Set exercise:
Search the entries for the word "page" and pull out each line that has it.
------------
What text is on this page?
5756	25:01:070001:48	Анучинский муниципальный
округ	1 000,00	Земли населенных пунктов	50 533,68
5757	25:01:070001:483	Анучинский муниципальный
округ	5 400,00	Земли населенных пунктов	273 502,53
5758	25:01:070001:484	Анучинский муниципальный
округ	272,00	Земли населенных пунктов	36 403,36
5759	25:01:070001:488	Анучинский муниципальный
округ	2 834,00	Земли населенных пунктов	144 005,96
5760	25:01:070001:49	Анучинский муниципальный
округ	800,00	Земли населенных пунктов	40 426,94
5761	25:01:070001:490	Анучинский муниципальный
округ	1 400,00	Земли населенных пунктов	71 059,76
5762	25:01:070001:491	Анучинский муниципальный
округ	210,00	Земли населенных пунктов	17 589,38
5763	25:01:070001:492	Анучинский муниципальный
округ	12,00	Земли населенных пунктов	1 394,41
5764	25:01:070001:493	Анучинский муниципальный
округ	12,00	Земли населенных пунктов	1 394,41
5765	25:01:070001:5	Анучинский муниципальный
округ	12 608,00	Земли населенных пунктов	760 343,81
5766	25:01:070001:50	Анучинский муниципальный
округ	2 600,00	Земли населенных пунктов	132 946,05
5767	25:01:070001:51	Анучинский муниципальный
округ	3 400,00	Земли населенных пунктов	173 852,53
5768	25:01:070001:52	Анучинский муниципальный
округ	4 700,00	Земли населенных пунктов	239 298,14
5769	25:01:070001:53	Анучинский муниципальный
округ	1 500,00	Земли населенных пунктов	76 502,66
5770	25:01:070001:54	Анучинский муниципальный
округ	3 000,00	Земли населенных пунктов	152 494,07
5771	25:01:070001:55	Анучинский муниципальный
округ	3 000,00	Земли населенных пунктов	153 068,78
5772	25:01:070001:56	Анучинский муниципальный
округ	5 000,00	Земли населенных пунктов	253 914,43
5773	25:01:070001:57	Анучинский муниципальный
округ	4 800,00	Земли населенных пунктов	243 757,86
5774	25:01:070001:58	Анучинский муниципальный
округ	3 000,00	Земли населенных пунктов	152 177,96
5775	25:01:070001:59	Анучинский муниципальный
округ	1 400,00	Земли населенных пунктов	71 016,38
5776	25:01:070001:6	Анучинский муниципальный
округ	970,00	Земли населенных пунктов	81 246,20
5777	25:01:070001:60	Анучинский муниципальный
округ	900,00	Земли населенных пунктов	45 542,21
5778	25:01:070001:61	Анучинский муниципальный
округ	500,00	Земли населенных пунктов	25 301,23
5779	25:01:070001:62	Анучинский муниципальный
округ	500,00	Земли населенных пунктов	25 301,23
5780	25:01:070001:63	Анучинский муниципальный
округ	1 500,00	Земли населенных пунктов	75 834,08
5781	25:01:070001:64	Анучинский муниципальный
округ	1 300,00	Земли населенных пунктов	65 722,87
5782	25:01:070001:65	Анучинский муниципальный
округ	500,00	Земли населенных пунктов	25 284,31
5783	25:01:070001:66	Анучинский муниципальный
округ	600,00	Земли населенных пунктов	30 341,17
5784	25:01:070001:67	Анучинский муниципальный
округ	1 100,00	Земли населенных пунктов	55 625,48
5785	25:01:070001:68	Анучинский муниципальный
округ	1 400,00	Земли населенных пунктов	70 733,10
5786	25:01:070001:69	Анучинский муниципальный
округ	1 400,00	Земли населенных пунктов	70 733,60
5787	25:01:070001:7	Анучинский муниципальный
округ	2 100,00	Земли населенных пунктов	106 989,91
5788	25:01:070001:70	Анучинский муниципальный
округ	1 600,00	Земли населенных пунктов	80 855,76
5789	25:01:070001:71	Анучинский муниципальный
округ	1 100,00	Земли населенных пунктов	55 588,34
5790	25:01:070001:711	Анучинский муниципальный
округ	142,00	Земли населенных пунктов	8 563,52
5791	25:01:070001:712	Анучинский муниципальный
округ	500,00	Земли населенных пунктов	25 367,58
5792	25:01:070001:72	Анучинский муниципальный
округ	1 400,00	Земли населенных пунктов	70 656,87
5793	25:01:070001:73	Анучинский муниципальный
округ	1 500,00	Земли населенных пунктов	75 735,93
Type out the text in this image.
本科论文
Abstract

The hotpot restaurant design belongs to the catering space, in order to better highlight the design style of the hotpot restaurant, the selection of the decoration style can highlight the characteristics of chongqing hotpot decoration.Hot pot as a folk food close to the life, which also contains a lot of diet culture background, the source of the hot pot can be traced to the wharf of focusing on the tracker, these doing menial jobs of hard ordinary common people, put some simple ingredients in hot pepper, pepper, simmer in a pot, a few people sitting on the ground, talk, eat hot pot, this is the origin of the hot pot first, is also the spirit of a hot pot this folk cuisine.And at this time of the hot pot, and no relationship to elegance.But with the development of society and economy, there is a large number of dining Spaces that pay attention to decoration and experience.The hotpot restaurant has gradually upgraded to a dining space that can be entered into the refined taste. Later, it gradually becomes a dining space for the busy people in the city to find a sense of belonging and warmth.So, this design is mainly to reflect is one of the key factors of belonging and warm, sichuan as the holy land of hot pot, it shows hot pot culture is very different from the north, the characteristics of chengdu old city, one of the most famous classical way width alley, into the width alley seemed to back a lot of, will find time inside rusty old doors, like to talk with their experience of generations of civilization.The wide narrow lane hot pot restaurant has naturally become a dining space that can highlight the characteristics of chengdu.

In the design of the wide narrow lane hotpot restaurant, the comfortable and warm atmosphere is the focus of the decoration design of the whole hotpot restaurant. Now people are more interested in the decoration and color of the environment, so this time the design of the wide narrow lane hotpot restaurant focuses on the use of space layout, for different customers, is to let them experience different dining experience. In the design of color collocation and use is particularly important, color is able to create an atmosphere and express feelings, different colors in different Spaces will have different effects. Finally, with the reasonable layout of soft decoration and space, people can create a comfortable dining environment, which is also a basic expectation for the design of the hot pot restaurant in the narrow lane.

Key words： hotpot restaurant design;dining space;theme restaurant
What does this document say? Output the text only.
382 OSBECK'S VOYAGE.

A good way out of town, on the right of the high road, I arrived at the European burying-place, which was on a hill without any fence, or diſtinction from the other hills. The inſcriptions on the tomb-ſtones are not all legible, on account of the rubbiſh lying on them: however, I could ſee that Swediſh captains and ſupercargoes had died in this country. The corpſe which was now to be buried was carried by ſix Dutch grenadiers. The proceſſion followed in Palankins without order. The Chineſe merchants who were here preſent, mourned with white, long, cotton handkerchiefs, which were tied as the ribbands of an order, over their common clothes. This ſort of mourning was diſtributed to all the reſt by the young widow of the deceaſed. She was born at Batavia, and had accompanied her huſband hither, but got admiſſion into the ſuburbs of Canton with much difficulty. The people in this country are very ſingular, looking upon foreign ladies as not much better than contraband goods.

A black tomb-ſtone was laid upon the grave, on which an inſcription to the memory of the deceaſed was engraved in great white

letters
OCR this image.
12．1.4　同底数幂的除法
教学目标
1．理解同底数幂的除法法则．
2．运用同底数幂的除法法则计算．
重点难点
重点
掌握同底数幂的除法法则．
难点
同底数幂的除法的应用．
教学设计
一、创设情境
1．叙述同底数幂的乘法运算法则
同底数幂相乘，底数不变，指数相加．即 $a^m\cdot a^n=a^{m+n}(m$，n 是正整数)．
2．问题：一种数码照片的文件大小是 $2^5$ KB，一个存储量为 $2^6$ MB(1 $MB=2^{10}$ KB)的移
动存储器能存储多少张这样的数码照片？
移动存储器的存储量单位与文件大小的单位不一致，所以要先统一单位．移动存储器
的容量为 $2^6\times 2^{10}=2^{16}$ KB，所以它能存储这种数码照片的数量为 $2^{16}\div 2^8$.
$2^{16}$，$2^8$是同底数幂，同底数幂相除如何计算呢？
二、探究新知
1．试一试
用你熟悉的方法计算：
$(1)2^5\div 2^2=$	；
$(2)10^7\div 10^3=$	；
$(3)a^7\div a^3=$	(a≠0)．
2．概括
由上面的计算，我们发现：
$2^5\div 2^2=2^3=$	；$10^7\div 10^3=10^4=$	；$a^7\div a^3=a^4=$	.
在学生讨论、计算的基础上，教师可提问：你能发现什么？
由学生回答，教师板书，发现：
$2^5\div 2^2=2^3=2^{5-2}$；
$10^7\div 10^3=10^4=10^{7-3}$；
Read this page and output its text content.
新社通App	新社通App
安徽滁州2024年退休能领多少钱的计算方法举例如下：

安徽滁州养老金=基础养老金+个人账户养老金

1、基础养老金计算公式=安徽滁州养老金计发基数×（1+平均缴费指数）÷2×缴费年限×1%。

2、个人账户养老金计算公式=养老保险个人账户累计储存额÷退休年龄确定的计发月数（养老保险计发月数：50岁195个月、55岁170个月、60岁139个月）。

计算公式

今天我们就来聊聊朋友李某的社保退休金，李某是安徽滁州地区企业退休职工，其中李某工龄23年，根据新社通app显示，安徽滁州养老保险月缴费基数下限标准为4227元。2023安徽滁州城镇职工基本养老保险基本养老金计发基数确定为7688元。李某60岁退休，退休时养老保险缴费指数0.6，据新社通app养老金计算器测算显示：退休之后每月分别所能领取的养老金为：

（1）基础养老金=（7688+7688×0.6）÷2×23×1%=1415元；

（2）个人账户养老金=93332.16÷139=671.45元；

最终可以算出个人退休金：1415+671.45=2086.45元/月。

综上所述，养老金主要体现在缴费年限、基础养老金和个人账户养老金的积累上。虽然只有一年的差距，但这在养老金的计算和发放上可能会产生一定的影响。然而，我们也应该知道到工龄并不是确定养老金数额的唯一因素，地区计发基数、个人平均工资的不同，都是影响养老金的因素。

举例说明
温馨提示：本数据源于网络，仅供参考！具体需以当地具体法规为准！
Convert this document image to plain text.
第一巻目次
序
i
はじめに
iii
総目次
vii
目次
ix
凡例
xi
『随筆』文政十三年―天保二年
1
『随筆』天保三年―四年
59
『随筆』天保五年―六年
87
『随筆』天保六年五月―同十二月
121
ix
------------
Full answer:
What text is on this page?
Read this page and output its text content.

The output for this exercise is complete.